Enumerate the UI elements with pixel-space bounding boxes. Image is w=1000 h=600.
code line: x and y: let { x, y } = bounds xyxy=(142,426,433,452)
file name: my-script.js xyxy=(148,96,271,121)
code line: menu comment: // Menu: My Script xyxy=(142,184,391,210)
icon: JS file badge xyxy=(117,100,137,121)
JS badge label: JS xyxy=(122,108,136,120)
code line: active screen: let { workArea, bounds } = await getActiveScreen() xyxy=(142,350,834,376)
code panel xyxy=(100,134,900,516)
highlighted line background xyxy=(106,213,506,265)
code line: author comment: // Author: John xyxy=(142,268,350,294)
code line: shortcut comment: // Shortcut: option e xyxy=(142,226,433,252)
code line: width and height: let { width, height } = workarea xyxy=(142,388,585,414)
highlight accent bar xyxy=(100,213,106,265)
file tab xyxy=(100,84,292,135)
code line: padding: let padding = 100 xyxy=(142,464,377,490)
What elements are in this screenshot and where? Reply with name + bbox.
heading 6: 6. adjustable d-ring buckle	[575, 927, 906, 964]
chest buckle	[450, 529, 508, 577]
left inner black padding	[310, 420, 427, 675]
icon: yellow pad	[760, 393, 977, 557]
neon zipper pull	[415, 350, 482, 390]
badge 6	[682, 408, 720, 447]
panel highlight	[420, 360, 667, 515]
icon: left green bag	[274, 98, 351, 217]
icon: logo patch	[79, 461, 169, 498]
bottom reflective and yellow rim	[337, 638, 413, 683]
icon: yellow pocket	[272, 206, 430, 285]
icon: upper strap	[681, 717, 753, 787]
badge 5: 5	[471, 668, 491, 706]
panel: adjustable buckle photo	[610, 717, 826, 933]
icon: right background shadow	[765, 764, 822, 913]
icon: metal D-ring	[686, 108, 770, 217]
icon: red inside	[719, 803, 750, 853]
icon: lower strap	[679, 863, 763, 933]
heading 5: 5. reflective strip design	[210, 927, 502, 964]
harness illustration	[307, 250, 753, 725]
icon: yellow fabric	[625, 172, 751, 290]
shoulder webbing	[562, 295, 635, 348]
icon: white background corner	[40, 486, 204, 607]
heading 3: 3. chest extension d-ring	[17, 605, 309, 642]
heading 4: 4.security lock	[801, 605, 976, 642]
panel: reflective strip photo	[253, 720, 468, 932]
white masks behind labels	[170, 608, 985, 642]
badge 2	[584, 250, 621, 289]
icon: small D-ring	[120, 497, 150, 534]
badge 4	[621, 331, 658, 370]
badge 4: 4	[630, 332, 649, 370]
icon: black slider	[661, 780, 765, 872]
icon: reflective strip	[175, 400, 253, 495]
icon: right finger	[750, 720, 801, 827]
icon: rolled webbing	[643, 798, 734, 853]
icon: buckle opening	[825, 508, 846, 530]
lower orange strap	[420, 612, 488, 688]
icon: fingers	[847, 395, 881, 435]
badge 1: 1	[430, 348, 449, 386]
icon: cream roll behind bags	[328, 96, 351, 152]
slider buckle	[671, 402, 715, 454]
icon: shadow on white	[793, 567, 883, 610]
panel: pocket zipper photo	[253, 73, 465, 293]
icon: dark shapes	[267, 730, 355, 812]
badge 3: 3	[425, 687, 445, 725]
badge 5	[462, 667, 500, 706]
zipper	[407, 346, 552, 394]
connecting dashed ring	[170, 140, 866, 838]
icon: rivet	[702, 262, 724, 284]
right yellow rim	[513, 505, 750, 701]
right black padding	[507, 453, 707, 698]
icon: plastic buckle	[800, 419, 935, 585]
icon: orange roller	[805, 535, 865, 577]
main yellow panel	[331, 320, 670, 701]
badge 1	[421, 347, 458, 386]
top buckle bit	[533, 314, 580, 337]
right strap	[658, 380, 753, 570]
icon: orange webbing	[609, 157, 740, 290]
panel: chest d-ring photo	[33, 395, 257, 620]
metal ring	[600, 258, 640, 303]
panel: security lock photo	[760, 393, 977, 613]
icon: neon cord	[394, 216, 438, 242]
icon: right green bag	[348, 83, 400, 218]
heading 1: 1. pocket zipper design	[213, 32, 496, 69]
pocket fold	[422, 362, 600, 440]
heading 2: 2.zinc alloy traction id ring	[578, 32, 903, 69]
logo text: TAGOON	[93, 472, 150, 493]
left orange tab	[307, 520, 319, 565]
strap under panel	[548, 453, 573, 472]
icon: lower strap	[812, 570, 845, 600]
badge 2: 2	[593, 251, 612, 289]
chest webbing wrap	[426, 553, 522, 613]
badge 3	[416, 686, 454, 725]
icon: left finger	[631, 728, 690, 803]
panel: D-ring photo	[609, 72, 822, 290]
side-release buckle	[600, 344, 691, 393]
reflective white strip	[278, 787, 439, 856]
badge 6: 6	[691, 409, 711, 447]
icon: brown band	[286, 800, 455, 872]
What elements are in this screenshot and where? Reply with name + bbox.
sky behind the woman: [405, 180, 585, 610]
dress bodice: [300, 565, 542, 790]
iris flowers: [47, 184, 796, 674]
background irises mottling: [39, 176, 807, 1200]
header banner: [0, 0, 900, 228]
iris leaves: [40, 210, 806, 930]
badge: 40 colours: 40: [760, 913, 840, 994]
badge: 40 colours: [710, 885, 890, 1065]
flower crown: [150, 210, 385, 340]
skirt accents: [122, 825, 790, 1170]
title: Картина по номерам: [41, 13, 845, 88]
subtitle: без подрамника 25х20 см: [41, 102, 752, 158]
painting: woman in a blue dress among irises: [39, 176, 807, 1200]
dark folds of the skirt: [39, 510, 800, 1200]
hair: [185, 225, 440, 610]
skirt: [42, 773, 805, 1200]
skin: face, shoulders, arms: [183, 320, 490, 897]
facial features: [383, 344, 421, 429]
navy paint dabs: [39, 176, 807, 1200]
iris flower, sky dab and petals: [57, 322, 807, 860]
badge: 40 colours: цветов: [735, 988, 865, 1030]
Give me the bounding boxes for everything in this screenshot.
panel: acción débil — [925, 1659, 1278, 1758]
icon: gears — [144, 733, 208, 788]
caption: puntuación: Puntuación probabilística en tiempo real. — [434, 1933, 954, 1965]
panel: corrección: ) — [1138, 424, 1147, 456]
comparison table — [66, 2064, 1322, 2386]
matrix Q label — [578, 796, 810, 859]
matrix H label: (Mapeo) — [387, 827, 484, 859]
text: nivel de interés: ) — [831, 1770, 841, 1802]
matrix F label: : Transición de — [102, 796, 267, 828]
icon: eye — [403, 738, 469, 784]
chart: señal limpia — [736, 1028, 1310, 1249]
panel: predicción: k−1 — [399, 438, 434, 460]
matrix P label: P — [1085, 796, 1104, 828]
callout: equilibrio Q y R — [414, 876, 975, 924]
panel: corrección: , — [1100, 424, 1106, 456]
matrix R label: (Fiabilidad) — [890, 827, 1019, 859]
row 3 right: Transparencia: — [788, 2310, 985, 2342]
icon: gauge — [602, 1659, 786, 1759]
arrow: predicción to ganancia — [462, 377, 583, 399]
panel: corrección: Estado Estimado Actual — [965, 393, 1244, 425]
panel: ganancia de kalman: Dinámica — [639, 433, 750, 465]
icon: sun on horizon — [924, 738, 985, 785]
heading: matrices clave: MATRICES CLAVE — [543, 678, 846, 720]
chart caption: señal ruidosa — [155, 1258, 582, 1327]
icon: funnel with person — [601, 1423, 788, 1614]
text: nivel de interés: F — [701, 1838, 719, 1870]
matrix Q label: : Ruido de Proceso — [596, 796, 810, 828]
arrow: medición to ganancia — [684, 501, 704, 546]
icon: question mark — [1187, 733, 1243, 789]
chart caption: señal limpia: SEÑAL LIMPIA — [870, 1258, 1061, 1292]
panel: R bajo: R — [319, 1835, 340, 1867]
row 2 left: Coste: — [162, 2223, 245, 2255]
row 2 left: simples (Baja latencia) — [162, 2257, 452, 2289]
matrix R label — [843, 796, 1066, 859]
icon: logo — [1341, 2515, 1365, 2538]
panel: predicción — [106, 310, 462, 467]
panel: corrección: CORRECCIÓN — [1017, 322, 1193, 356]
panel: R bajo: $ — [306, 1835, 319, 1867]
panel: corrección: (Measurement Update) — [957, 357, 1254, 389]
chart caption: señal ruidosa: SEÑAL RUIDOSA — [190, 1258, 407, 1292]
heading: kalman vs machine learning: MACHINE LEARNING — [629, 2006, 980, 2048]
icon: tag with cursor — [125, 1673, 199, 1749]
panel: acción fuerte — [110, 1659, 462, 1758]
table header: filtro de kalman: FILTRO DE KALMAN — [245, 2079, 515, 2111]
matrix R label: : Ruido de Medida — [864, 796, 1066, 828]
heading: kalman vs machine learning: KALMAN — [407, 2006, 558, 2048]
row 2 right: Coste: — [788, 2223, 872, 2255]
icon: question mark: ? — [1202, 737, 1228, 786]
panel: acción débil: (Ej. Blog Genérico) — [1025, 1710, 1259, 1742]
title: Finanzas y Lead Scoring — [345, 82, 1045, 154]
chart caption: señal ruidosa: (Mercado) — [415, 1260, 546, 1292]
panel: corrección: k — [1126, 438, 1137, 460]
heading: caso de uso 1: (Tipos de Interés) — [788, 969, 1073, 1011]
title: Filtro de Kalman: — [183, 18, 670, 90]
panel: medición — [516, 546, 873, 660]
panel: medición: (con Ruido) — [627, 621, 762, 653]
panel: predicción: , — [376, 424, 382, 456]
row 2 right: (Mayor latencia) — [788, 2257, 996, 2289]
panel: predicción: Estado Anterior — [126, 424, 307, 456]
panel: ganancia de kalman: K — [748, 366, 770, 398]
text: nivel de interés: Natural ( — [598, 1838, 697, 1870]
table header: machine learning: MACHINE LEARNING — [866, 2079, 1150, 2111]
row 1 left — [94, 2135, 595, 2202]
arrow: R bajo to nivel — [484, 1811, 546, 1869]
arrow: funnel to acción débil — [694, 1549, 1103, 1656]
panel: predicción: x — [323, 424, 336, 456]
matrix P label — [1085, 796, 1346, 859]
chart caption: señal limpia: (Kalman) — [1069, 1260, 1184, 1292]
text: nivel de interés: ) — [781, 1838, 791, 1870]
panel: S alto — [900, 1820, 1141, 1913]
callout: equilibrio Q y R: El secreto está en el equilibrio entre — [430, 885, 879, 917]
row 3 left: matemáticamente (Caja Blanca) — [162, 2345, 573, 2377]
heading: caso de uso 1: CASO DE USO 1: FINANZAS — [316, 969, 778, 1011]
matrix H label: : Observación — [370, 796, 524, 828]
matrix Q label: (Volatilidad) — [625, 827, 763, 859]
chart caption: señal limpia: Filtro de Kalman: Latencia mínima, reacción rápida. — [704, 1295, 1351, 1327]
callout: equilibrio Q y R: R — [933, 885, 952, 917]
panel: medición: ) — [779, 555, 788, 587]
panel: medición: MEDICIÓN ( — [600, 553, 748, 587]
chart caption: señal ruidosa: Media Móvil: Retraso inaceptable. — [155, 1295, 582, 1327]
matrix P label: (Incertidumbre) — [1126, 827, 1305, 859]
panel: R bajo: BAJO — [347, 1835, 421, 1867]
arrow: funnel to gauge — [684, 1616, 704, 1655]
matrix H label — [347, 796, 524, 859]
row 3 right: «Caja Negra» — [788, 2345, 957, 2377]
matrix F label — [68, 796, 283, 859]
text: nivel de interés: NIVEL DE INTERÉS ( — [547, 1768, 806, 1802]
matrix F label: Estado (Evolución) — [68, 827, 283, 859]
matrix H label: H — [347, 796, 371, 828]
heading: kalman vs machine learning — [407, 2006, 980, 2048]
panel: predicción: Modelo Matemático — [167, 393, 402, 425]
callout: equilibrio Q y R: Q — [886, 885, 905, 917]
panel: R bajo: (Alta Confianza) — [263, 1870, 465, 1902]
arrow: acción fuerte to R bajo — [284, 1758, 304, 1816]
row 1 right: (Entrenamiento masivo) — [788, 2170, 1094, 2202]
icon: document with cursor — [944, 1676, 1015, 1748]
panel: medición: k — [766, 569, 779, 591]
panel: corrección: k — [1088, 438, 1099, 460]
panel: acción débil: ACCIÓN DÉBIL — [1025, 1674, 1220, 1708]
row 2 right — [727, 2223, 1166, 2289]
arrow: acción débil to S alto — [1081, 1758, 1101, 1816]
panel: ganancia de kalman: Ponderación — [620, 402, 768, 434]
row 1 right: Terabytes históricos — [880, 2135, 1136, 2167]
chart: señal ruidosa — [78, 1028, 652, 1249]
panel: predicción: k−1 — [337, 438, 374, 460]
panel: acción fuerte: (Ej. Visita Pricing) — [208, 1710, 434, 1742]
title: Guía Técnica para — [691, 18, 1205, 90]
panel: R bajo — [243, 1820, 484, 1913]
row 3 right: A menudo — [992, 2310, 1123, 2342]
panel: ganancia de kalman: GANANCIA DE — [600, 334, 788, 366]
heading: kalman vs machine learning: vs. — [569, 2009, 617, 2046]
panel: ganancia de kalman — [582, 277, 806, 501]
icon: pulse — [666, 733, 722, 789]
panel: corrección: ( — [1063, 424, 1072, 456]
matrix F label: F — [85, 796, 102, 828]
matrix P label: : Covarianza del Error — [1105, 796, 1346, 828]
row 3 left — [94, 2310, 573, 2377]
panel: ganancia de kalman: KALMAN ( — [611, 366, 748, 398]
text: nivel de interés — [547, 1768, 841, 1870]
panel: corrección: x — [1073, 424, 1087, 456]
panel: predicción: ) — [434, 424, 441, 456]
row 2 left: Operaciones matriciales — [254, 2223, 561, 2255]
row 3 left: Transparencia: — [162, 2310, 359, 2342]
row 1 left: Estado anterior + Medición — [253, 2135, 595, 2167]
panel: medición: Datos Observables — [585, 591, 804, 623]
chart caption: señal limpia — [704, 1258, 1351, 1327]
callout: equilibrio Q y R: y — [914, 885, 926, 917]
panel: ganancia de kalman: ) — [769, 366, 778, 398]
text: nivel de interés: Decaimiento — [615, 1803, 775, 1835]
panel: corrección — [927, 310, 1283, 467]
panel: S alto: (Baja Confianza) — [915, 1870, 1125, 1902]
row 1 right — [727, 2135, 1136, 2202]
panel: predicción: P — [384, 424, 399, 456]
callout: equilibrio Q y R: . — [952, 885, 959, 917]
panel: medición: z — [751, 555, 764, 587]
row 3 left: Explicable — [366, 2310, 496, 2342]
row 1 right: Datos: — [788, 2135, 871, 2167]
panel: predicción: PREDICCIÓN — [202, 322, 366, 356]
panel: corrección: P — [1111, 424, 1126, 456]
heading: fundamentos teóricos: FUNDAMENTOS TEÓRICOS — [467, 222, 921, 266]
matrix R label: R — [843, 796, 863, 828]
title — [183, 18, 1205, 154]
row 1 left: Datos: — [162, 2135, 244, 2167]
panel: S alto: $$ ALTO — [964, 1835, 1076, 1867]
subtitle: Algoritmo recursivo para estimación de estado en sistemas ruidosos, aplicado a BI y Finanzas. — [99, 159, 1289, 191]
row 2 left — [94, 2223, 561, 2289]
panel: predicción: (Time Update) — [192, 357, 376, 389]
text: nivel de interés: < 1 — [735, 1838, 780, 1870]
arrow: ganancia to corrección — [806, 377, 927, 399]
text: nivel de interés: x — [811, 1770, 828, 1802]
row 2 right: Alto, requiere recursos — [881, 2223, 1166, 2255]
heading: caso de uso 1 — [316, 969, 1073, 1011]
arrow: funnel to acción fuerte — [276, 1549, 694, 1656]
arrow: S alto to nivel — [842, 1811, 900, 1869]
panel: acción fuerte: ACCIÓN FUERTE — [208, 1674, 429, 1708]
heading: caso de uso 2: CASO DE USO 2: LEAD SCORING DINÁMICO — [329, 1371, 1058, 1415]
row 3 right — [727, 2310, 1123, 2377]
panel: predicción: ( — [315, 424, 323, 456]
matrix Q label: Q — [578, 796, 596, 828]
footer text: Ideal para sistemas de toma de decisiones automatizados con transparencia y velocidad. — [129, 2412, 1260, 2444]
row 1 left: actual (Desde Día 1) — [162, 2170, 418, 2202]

━━━━

__Problem to work on__. Please show every line in the entries above that contains the string "zipper". Case counts.

__Output below__.
neon zipper pull	[415, 350, 482, 390]
panel: pocket zipper photo	[253, 73, 465, 293]
zipper	[407, 346, 552, 394]
heading 1: 1. pocket zipper design	[213, 32, 496, 69]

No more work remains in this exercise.